_WHAT YOU WILL DO_: From the entries below, copy every line holding the word "JSON".

_INPUT DATA_:
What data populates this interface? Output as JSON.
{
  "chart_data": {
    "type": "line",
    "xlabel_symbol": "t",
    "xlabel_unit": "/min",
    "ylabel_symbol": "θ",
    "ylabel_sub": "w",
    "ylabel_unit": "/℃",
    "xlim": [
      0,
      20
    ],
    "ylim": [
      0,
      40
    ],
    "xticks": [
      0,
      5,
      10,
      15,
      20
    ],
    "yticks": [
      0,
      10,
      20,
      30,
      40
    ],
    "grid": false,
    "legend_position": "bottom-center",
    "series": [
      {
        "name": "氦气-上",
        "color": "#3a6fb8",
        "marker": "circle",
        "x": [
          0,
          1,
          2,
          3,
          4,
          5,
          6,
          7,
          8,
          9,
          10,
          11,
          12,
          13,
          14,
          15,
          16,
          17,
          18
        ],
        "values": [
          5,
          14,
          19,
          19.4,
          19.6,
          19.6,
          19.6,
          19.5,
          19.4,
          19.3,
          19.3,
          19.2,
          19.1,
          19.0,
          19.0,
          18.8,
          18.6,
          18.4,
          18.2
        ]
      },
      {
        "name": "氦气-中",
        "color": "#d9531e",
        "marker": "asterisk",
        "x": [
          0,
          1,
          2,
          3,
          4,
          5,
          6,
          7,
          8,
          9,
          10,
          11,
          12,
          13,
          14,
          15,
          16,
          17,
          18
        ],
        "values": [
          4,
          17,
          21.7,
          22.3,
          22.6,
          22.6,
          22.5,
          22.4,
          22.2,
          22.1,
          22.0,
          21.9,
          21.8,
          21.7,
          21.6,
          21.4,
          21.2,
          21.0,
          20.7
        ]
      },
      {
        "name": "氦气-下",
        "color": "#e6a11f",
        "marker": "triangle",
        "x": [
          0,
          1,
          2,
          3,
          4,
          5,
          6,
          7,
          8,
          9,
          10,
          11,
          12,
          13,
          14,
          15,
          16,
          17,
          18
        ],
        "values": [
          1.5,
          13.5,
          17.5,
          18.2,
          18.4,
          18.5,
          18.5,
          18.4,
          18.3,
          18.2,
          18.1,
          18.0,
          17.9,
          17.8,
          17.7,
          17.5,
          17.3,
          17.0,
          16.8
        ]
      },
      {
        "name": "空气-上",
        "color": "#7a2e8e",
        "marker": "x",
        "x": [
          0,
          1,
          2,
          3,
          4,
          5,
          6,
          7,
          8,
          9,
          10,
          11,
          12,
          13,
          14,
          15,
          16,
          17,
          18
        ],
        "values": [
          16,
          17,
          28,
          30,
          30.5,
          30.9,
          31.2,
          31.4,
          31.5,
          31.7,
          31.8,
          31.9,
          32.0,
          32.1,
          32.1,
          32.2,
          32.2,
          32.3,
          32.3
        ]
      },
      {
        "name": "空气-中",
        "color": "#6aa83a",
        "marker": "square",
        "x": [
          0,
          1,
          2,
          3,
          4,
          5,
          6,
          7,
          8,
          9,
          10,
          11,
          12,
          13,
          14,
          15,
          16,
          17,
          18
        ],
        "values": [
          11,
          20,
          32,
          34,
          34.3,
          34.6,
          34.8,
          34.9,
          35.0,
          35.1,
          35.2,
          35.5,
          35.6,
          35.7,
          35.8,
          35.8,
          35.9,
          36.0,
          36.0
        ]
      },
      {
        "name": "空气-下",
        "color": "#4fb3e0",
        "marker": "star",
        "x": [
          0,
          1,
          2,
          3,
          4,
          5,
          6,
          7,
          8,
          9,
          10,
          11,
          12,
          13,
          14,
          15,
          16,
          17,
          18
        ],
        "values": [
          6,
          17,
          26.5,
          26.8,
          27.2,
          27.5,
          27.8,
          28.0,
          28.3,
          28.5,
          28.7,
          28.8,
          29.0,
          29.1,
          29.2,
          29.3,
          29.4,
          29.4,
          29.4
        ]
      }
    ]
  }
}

==

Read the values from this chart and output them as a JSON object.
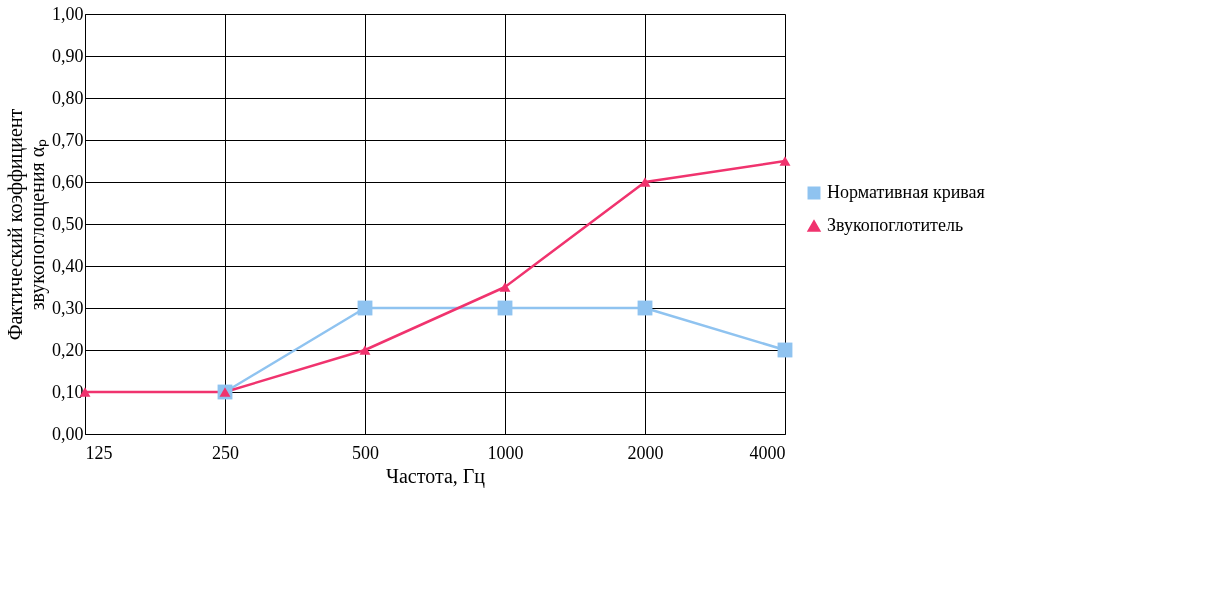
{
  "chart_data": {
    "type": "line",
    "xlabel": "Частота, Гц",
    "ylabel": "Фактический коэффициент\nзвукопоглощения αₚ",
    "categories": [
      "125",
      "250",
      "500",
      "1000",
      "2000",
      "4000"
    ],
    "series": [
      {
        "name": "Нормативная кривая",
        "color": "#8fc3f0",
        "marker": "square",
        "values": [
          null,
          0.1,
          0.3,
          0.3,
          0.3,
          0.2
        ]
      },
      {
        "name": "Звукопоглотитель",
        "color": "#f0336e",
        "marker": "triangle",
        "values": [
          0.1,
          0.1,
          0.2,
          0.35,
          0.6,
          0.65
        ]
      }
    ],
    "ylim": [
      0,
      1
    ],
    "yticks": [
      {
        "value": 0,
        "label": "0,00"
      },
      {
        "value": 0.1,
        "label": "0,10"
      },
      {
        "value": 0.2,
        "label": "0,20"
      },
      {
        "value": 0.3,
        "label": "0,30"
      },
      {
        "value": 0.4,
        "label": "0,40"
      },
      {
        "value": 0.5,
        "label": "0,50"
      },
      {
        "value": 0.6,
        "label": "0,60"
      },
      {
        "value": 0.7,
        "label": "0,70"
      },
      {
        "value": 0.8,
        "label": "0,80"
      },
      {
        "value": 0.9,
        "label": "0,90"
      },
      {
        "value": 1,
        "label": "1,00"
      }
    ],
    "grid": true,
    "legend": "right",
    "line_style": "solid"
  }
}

_RESULT_:
What data populates this interface? Output as JSON.
Read the values from this chart and output them as a JSON object.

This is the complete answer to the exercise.